(Figure contents as structured data)
************

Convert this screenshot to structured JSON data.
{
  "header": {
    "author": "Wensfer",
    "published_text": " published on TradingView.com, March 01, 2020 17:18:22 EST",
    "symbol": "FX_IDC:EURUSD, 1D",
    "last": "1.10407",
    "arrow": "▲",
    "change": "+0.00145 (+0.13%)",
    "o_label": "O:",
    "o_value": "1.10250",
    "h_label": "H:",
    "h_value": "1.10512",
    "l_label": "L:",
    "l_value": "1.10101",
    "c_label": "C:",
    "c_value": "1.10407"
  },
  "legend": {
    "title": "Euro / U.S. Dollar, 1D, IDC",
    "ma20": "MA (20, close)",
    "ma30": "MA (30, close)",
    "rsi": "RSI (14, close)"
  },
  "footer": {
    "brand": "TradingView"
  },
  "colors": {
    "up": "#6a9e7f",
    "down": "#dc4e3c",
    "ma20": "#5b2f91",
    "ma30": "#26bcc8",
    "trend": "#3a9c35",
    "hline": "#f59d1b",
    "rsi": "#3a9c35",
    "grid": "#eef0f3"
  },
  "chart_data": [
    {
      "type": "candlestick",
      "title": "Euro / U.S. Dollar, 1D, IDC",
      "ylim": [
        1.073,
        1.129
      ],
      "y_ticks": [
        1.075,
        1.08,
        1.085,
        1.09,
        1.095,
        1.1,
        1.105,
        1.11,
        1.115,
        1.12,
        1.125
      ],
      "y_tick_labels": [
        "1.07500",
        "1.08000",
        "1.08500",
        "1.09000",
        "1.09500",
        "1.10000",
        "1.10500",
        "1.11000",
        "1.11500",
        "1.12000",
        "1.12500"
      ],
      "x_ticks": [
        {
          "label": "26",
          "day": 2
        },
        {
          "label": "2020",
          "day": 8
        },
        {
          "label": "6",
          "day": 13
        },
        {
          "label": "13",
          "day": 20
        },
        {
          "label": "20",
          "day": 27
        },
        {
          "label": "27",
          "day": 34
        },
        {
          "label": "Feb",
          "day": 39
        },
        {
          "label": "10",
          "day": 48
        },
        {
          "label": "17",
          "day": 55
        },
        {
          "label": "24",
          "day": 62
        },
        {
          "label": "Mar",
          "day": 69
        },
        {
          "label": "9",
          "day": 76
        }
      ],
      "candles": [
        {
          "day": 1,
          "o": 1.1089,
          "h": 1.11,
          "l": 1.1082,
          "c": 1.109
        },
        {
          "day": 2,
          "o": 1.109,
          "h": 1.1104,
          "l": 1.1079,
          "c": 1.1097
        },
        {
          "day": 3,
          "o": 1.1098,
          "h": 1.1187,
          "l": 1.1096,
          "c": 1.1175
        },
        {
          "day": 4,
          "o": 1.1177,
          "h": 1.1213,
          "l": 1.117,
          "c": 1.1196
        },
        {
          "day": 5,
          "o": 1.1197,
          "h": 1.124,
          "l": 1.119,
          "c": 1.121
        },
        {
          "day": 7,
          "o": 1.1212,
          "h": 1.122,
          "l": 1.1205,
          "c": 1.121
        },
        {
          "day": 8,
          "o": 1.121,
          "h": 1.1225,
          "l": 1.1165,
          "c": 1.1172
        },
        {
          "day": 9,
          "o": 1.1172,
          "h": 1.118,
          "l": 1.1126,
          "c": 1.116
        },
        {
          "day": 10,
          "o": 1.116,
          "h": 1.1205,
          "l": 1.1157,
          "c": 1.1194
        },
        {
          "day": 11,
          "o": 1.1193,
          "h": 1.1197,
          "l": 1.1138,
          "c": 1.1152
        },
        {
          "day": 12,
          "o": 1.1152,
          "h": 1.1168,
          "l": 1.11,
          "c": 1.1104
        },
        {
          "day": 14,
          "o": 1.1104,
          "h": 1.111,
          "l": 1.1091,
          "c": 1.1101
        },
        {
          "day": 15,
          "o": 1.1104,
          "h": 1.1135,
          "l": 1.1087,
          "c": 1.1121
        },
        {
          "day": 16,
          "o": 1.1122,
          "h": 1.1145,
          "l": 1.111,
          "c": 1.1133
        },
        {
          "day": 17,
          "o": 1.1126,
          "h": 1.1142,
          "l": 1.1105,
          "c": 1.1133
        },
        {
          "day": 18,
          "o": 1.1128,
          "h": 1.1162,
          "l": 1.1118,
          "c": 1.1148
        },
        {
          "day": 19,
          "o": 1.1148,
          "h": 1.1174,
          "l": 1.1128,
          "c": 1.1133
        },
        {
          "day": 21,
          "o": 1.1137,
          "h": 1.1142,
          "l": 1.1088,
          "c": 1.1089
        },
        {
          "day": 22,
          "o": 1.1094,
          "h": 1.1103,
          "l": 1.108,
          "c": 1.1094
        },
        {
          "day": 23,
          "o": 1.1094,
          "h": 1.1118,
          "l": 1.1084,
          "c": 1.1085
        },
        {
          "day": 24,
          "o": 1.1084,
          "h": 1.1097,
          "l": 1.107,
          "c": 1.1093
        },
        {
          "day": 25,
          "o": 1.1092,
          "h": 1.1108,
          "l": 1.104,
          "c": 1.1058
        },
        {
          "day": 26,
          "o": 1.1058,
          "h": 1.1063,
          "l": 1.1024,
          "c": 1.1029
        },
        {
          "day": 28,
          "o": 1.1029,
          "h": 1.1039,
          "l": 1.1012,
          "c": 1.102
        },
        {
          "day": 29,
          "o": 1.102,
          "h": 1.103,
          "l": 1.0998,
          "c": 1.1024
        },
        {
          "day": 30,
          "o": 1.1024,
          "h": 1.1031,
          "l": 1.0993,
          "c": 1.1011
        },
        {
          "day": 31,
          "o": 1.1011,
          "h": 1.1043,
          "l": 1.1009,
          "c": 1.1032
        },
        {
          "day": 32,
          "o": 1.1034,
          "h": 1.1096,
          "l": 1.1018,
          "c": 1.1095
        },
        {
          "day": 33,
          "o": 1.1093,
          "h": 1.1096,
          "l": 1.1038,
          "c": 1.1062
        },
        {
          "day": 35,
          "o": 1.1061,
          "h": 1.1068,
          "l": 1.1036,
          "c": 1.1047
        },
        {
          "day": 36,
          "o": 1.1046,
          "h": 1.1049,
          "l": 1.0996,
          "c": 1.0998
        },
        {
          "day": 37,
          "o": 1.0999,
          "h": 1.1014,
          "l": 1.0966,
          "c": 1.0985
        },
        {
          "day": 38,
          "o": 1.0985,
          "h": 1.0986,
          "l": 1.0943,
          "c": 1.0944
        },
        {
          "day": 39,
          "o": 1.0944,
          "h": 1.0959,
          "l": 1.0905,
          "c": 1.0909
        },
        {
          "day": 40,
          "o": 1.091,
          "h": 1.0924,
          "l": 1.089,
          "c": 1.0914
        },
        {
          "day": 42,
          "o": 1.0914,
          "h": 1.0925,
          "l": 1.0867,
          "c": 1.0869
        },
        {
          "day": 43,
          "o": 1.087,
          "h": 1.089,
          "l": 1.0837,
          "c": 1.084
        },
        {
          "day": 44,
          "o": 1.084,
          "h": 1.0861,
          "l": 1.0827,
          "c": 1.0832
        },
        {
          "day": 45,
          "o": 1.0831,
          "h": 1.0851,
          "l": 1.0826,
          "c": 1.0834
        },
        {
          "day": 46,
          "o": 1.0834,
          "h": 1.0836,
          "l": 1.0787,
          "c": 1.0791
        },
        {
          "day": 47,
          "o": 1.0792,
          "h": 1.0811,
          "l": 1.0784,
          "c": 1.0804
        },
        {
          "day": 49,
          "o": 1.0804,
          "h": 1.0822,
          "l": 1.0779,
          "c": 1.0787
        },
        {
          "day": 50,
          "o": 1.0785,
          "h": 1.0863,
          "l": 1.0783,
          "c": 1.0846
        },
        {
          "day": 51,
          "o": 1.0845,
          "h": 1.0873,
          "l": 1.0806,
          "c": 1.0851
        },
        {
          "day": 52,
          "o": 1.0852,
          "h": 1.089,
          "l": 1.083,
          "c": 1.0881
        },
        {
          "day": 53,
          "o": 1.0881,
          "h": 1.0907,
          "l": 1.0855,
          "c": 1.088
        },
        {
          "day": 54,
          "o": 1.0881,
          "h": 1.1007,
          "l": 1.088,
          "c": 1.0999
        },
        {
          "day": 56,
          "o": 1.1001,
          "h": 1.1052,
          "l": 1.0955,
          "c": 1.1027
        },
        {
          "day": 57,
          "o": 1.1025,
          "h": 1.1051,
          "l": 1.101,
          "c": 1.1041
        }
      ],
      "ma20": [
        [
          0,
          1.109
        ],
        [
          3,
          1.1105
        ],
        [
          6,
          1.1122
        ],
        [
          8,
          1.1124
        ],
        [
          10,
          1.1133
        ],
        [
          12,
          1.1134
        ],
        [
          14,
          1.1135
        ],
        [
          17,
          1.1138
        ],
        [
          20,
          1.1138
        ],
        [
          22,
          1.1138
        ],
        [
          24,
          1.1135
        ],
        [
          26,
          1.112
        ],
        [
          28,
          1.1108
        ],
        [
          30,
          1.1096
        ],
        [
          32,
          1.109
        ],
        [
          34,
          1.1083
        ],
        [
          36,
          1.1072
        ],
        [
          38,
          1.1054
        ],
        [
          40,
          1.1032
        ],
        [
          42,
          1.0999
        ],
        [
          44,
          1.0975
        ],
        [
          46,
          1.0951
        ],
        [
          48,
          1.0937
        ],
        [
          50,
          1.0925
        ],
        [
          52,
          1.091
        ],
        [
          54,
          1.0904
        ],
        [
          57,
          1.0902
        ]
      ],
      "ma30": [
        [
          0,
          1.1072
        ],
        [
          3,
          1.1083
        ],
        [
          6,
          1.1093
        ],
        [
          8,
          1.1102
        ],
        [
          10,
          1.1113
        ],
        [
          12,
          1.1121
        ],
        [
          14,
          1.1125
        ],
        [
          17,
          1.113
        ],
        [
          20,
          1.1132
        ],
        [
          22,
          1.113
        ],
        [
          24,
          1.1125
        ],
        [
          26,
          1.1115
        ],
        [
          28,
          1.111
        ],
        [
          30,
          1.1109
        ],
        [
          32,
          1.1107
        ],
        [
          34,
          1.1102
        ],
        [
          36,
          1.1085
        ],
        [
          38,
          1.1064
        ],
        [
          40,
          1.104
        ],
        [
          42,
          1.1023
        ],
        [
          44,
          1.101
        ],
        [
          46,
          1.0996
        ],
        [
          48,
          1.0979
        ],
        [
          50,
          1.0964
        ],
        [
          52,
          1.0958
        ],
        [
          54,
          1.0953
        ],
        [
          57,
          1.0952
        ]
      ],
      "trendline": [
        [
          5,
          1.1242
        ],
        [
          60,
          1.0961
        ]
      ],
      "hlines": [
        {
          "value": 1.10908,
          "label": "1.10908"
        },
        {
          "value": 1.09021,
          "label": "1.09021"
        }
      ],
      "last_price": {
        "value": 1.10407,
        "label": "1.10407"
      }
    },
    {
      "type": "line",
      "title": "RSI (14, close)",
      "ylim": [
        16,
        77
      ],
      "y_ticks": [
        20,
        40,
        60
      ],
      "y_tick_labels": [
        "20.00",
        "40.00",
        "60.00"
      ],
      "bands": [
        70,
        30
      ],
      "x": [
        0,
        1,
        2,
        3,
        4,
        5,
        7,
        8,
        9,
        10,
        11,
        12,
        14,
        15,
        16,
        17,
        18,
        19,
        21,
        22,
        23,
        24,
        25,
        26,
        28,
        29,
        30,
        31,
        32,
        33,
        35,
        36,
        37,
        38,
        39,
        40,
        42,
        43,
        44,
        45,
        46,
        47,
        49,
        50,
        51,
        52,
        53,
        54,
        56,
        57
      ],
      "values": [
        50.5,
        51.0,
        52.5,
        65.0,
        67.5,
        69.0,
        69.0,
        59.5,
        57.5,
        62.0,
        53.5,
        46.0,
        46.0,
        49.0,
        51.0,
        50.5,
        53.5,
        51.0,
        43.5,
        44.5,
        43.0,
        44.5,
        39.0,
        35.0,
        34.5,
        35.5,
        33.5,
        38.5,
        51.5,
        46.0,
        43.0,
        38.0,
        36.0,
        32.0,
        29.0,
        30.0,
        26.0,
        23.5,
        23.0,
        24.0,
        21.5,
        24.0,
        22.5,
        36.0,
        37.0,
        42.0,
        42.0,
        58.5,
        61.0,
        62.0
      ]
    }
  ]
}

************

**STATED TASK:**
How many lines in the records hold the string "Dollar"? Reply with the number alone.

**ANSWER IN FULL:**
2